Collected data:

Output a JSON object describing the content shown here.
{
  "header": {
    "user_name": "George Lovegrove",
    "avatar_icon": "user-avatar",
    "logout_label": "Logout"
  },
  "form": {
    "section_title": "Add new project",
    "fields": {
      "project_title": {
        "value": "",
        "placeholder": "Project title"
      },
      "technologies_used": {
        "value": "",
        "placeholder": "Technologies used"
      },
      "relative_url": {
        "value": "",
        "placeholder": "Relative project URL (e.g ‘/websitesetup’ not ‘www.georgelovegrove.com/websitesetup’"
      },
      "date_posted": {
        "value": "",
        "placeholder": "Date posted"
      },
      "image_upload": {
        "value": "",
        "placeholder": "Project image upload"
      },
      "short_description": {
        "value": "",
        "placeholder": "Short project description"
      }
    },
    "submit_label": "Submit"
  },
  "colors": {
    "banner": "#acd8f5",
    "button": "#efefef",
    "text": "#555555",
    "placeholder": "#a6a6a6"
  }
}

→ **INSTRUCTIONS TO FOLLOW**
Report the number of lines above containing the word "placeholder", with no other text.

→ **ANSWER FOR THE TASK**
7